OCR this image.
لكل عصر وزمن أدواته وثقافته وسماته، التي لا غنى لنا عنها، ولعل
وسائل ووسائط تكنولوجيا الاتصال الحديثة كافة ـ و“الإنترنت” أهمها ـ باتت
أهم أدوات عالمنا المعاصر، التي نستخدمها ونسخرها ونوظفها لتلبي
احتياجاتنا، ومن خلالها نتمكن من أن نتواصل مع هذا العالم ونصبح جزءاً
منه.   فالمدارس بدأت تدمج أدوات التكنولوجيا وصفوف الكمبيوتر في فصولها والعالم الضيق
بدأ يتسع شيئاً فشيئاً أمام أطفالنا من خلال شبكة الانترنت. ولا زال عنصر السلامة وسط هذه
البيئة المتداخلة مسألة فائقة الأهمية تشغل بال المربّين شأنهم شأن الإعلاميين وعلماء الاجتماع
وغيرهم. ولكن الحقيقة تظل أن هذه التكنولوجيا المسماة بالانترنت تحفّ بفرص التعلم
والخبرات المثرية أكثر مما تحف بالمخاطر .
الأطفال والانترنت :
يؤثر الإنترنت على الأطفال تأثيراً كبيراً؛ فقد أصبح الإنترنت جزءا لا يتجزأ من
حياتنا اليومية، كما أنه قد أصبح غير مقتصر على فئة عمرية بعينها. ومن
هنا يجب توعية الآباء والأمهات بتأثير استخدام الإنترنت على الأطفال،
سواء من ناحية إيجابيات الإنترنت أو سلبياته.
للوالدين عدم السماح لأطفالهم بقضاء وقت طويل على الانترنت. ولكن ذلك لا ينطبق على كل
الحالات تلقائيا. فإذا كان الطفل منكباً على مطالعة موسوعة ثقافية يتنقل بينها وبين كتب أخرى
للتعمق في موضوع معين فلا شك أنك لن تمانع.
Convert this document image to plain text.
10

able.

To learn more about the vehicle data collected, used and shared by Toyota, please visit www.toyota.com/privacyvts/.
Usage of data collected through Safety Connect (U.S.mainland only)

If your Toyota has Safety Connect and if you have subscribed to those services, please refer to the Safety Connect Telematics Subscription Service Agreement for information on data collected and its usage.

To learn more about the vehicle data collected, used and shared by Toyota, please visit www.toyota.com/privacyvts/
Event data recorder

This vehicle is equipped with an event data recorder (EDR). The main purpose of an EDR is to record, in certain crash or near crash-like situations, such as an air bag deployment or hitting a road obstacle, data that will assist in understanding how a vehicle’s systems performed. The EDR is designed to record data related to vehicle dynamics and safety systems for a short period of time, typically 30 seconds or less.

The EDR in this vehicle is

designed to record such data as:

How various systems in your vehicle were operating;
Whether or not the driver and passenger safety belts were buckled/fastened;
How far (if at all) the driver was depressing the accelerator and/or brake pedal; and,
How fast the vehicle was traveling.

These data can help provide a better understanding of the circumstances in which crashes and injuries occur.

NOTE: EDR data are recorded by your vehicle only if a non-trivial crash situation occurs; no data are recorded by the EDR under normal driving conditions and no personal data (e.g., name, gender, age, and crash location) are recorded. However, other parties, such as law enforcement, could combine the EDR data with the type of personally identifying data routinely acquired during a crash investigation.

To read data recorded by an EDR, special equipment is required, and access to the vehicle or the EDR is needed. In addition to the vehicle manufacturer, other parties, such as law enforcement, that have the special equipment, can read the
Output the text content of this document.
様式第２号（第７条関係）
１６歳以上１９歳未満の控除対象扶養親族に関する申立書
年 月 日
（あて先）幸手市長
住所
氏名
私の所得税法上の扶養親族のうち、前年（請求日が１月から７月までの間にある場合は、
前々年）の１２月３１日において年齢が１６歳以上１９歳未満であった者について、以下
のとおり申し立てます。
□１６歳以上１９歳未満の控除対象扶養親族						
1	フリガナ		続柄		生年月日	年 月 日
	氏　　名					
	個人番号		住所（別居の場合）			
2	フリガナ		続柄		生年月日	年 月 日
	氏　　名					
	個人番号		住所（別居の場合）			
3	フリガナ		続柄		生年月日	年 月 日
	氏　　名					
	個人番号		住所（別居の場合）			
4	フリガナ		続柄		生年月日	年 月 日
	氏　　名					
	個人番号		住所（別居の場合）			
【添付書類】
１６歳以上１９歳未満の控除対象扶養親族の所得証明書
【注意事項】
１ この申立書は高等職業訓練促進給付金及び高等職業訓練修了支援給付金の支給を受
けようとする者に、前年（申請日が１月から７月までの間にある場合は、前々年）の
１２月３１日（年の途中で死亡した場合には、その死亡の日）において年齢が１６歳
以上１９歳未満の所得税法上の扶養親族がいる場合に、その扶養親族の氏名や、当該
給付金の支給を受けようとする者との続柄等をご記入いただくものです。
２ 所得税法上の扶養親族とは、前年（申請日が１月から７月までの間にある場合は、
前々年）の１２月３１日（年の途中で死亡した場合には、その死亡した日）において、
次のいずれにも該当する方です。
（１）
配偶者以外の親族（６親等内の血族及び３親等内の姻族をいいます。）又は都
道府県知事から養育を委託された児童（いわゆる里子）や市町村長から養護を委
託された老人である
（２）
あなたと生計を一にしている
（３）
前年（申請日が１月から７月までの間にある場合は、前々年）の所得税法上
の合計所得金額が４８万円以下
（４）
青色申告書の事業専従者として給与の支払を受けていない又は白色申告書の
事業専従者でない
========================================================================
### Required work
From the records, copy every line that has the string "ولكن" in it.

### Solution to this task
وغيرهم. ولكن الحقيقة تظل أن هذه التكنولوجيا المسماة بالانترنت تحفّ بفرص التعلم
للوالدين عدم السماح لأطفالهم بقضاء وقت طويل على الانترنت. ولكن ذلك لا ينطبق على كل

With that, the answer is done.